DATA PROVIDED:
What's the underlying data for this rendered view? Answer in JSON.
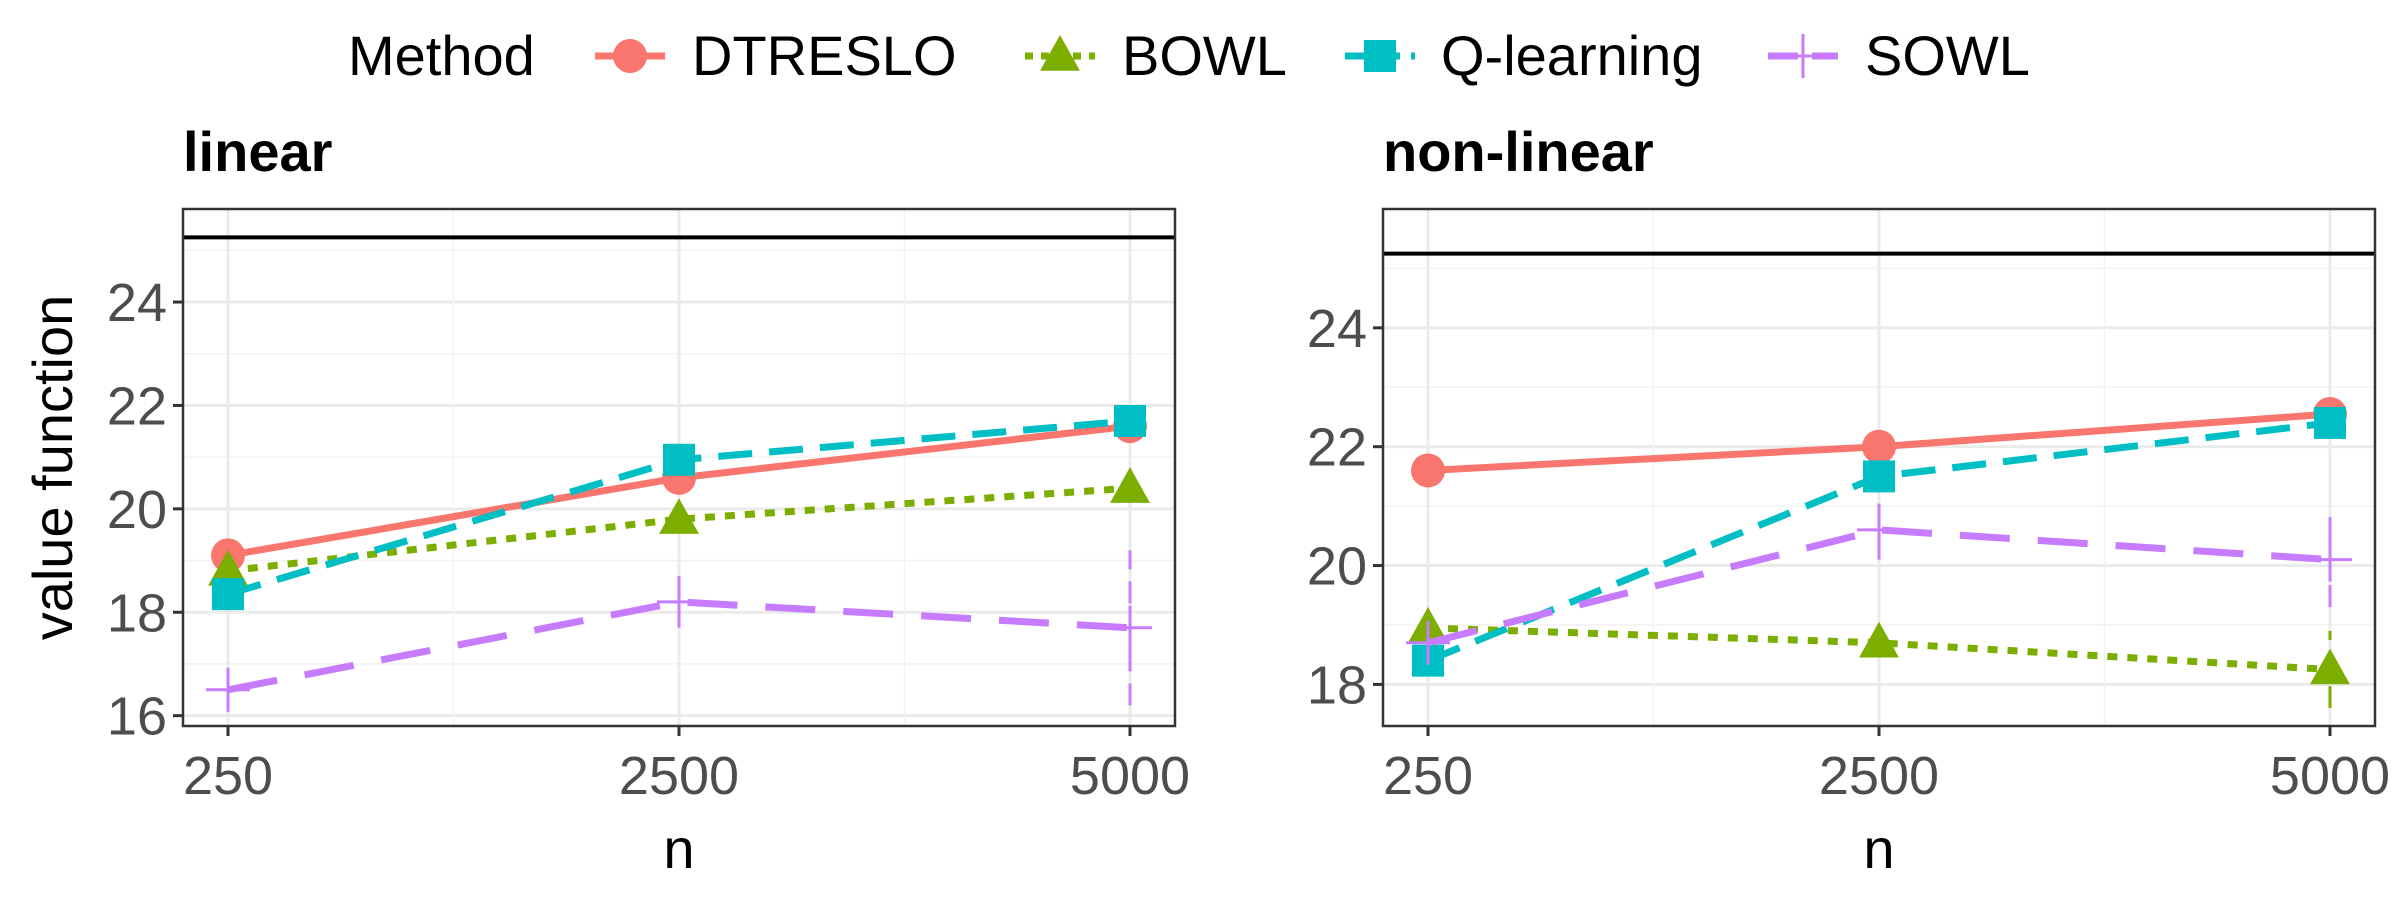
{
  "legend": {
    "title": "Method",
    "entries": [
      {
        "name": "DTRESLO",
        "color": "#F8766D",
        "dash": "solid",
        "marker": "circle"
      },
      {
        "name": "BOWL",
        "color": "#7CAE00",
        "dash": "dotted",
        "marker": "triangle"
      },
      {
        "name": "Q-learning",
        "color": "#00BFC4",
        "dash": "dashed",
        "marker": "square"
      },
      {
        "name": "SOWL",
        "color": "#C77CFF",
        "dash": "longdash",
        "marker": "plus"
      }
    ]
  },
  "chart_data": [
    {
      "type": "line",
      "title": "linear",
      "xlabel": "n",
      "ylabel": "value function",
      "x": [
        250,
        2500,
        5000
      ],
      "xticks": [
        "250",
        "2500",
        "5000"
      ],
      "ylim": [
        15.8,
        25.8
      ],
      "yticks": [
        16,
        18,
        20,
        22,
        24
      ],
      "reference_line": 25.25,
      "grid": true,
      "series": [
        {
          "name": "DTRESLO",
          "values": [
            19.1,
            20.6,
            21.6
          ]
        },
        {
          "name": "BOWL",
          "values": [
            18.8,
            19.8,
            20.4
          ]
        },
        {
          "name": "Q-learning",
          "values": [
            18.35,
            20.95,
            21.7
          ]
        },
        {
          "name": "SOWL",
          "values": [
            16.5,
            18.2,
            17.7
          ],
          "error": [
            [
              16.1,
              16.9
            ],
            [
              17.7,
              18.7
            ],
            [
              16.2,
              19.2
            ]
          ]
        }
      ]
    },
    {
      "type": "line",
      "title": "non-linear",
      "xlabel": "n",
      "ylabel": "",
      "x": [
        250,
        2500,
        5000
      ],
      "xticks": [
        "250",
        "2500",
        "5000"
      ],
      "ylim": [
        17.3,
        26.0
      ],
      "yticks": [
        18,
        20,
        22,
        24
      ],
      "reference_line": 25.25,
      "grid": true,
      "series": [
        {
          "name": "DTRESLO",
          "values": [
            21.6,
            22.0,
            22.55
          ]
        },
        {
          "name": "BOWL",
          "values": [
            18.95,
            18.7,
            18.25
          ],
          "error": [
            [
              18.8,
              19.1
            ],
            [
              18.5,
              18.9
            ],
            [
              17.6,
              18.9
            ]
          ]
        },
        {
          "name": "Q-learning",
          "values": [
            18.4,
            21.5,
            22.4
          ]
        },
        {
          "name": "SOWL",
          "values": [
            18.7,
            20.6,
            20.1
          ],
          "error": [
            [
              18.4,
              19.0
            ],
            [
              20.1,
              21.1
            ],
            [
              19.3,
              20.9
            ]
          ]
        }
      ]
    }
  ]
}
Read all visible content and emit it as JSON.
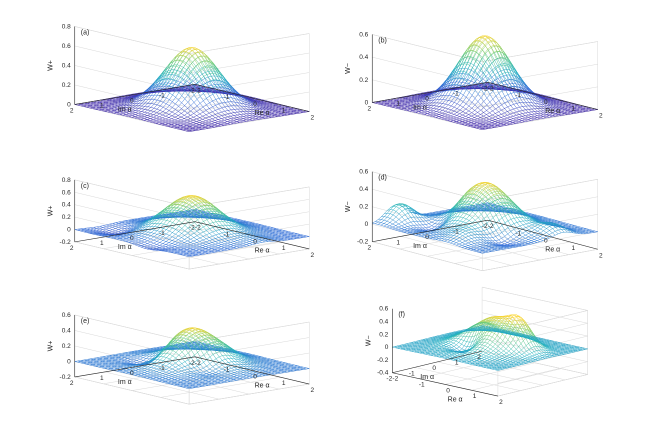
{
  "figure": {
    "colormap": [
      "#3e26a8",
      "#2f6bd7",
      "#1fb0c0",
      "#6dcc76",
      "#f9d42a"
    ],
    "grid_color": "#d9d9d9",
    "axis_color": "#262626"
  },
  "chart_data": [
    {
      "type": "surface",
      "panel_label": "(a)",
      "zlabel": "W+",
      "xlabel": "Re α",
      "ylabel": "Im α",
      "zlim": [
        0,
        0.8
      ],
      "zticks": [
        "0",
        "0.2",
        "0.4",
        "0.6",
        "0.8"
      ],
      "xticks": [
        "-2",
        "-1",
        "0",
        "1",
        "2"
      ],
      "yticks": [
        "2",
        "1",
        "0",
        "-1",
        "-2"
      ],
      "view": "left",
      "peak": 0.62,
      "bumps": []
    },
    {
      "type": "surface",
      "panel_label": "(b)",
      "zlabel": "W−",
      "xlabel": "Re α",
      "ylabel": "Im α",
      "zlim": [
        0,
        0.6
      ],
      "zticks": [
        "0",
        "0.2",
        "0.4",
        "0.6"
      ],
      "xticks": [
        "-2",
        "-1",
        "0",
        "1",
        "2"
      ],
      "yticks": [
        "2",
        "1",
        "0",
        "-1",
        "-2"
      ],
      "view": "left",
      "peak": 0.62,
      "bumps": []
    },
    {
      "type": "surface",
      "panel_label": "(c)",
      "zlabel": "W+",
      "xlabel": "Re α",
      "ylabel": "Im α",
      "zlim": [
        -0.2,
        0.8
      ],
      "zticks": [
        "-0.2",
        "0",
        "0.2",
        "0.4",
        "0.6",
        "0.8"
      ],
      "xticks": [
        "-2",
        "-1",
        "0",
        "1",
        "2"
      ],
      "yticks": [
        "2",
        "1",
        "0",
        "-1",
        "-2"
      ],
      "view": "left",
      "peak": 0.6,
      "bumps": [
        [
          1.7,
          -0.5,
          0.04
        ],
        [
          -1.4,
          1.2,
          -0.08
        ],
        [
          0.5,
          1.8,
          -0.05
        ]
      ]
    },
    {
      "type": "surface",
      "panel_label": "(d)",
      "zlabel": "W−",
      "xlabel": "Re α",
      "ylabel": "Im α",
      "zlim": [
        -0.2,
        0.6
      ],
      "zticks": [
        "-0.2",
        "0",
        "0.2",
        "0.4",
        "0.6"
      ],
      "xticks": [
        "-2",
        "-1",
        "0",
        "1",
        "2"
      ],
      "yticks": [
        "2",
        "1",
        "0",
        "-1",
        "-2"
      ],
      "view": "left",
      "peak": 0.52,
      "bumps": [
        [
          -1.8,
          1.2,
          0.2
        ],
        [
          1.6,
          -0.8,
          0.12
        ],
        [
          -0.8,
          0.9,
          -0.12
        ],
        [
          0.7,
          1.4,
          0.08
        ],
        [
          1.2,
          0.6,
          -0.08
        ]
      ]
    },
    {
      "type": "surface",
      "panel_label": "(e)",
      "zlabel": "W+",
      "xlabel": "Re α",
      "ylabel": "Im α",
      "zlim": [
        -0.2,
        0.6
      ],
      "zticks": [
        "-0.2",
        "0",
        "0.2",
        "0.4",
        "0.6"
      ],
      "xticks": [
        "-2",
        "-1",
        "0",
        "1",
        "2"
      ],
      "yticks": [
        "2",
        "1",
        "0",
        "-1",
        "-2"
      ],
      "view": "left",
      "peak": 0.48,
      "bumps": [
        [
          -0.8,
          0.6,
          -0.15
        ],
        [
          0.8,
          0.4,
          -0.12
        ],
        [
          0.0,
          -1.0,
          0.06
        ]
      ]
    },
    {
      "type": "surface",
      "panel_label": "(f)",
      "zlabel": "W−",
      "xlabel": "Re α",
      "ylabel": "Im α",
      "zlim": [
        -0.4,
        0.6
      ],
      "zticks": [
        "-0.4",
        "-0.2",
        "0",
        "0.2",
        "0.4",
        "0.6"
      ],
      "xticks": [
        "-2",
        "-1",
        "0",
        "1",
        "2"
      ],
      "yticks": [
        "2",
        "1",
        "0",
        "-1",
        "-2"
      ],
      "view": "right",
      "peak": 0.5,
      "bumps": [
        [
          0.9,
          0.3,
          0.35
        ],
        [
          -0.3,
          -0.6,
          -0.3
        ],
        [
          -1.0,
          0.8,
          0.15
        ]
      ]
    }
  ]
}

EXERCISE REQUIREMENTS: Output the records above exactly; leave out the pictures.

PROBLEM SOLUTION:
What's the underlying data for this rendered view? Answer in JSON.
{
  "legend": {
    "title": "Method",
    "entries": [
      {
        "name": "DTRESLO",
        "color": "#F8766D",
        "dash": "solid",
        "marker": "circle"
      },
      {
        "name": "BOWL",
        "color": "#7CAE00",
        "dash": "dotted",
        "marker": "triangle"
      },
      {
        "name": "Q-learning",
        "color": "#00BFC4",
        "dash": "dashed",
        "marker": "square"
      },
      {
        "name": "SOWL",
        "color": "#C77CFF",
        "dash": "longdash",
        "marker": "plus"
      }
    ]
  },
  "chart_data": [
    {
      "type": "line",
      "title": "linear",
      "xlabel": "n",
      "ylabel": "value function",
      "x": [
        250,
        2500,
        5000
      ],
      "xticks": [
        "250",
        "2500",
        "5000"
      ],
      "ylim": [
        15.8,
        25.8
      ],
      "yticks": [
        16,
        18,
        20,
        22,
        24
      ],
      "reference_line": 25.25,
      "grid": true,
      "series": [
        {
          "name": "DTRESLO",
          "values": [
            19.1,
            20.6,
            21.6
          ]
        },
        {
          "name": "BOWL",
          "values": [
            18.8,
            19.8,
            20.4
          ]
        },
        {
          "name": "Q-learning",
          "values": [
            18.35,
            20.95,
            21.7
          ]
        },
        {
          "name": "SOWL",
          "values": [
            16.5,
            18.2,
            17.7
          ],
          "error": [
            [
              16.1,
              16.9
            ],
            [
              17.7,
              18.7
            ],
            [
              16.2,
              19.2
            ]
          ]
        }
      ]
    },
    {
      "type": "line",
      "title": "non-linear",
      "xlabel": "n",
      "ylabel": "",
      "x": [
        250,
        2500,
        5000
      ],
      "xticks": [
        "250",
        "2500",
        "5000"
      ],
      "ylim": [
        17.3,
        26.0
      ],
      "yticks": [
        18,
        20,
        22,
        24
      ],
      "reference_line": 25.25,
      "grid": true,
      "series": [
        {
          "name": "DTRESLO",
          "values": [
            21.6,
            22.0,
            22.55
          ]
        },
        {
          "name": "BOWL",
          "values": [
            18.95,
            18.7,
            18.25
          ],
          "error": [
            [
              18.8,
              19.1
            ],
            [
              18.5,
              18.9
            ],
            [
              17.6,
              18.9
            ]
          ]
        },
        {
          "name": "Q-learning",
          "values": [
            18.4,
            21.5,
            22.4
          ]
        },
        {
          "name": "SOWL",
          "values": [
            18.7,
            20.6,
            20.1
          ],
          "error": [
            [
              18.4,
              19.0
            ],
            [
              20.1,
              21.1
            ],
            [
              19.3,
              20.9
            ]
          ]
        }
      ]
    }
  ]
}
Read all visible content and emit it as JSON.
{
  "figure": {
    "colormap": [
      "#3e26a8",
      "#2f6bd7",
      "#1fb0c0",
      "#6dcc76",
      "#f9d42a"
    ],
    "grid_color": "#d9d9d9",
    "axis_color": "#262626"
  },
  "chart_data": [
    {
      "type": "surface",
      "panel_label": "(a)",
      "zlabel": "W+",
      "xlabel": "Re α",
      "ylabel": "Im α",
      "zlim": [
        0,
        0.8
      ],
      "zticks": [
        "0",
        "0.2",
        "0.4",
        "0.6",
        "0.8"
      ],
      "xticks": [
        "-2",
        "-1",
        "0",
        "1",
        "2"
      ],
      "yticks": [
        "2",
        "1",
        "0",
        "-1",
        "-2"
      ],
      "view": "left",
      "peak": 0.62,
      "bumps": []
    },
    {
      "type": "surface",
      "panel_label": "(b)",
      "zlabel": "W−",
      "xlabel": "Re α",
      "ylabel": "Im α",
      "zlim": [
        0,
        0.6
      ],
      "zticks": [
        "0",
        "0.2",
        "0.4",
        "0.6"
      ],
      "xticks": [
        "-2",
        "-1",
        "0",
        "1",
        "2"
      ],
      "yticks": [
        "2",
        "1",
        "0",
        "-1",
        "-2"
      ],
      "view": "left",
      "peak": 0.62,
      "bumps": []
    },
    {
      "type": "surface",
      "panel_label": "(c)",
      "zlabel": "W+",
      "xlabel": "Re α",
      "ylabel": "Im α",
      "zlim": [
        -0.2,
        0.8
      ],
      "zticks": [
        "-0.2",
        "0",
        "0.2",
        "0.4",
        "0.6",
        "0.8"
      ],
      "xticks": [
        "-2",
        "-1",
        "0",
        "1",
        "2"
      ],
      "yticks": [
        "2",
        "1",
        "0",
        "-1",
        "-2"
      ],
      "view": "left",
      "peak": 0.6,
      "bumps": [
        [
          1.7,
          -0.5,
          0.04
        ],
        [
          -1.4,
          1.2,
          -0.08
        ],
        [
          0.5,
          1.8,
          -0.05
        ]
      ]
    },
    {
      "type": "surface",
      "panel_label": "(d)",
      "zlabel": "W−",
      "xlabel": "Re α",
      "ylabel": "Im α",
      "zlim": [
        -0.2,
        0.6
      ],
      "zticks": [
        "-0.2",
        "0",
        "0.2",
        "0.4",
        "0.6"
      ],
      "xticks": [
        "-2",
        "-1",
        "0",
        "1",
        "2"
      ],
      "yticks": [
        "2",
        "1",
        "0",
        "-1",
        "-2"
      ],
      "view": "left",
      "peak": 0.52,
      "bumps": [
        [
          -1.8,
          1.2,
          0.2
        ],
        [
          1.6,
          -0.8,
          0.12
        ],
        [
          -0.8,
          0.9,
          -0.12
        ],
        [
          0.7,
          1.4,
          0.08
        ],
        [
          1.2,
          0.6,
          -0.08
        ]
      ]
    },
    {
      "type": "surface",
      "panel_label": "(e)",
      "zlabel": "W+",
      "xlabel": "Re α",
      "ylabel": "Im α",
      "zlim": [
        -0.2,
        0.6
      ],
      "zticks": [
        "-0.2",
        "0",
        "0.2",
        "0.4",
        "0.6"
      ],
      "xticks": [
        "-2",
        "-1",
        "0",
        "1",
        "2"
      ],
      "yticks": [
        "2",
        "1",
        "0",
        "-1",
        "-2"
      ],
      "view": "left",
      "peak": 0.48,
      "bumps": [
        [
          -0.8,
          0.6,
          -0.15
        ],
        [
          0.8,
          0.4,
          -0.12
        ],
        [
          0.0,
          -1.0,
          0.06
        ]
      ]
    },
    {
      "type": "surface",
      "panel_label": "(f)",
      "zlabel": "W−",
      "xlabel": "Re α",
      "ylabel": "Im α",
      "zlim": [
        -0.4,
        0.6
      ],
      "zticks": [
        "-0.4",
        "-0.2",
        "0",
        "0.2",
        "0.4",
        "0.6"
      ],
      "xticks": [
        "-2",
        "-1",
        "0",
        "1",
        "2"
      ],
      "yticks": [
        "2",
        "1",
        "0",
        "-1",
        "-2"
      ],
      "view": "right",
      "peak": 0.5,
      "bumps": [
        [
          0.9,
          0.3,
          0.35
        ],
        [
          -0.3,
          -0.6,
          -0.3
        ],
        [
          -1.0,
          0.8,
          0.15
        ]
      ]
    }
  ]
}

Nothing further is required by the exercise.